* BEGIN Data supplied *
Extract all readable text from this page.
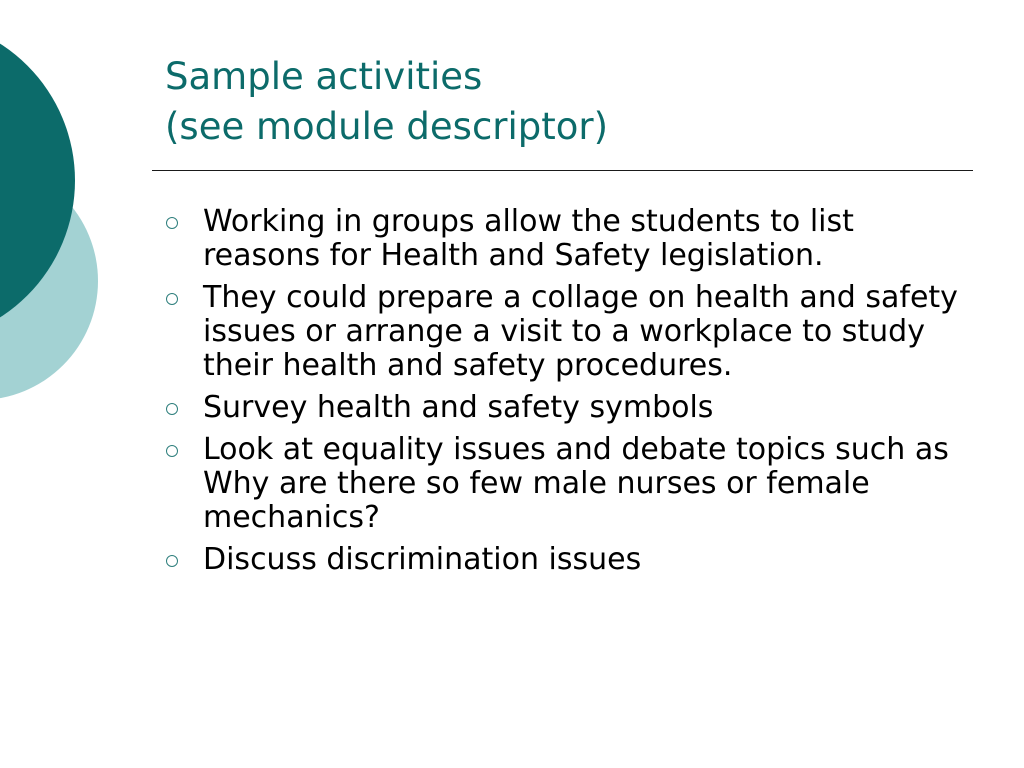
Sample activities
(see module descriptor)
Working in groups allow the students to list reasons for Health and Safety legislation.
They could prepare a collage on health and safety issues or arrange a visit to a workplace to study their health and safety procedures.
Survey health and safety symbols
Look at equality issues and debate topics such as Why are there so few male nurses or female mechanics?
Discuss discrimination issues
* END Data supplied *
Problem statement: Transcribe each entry precisely as given, leaving the pictures out.

Solution for this task:
Extract all readable text from this page.
Sample activities
(see module descriptor)
Working in groups allow the students to list reasons for Health and Safety legislation.
They could prepare a collage on health and safety issues or arrange a visit to a workplace to study their health and safety procedures.
Survey health and safety symbols
Look at equality issues and debate topics such as Why are there so few male nurses or female mechanics?
Discuss discrimination issues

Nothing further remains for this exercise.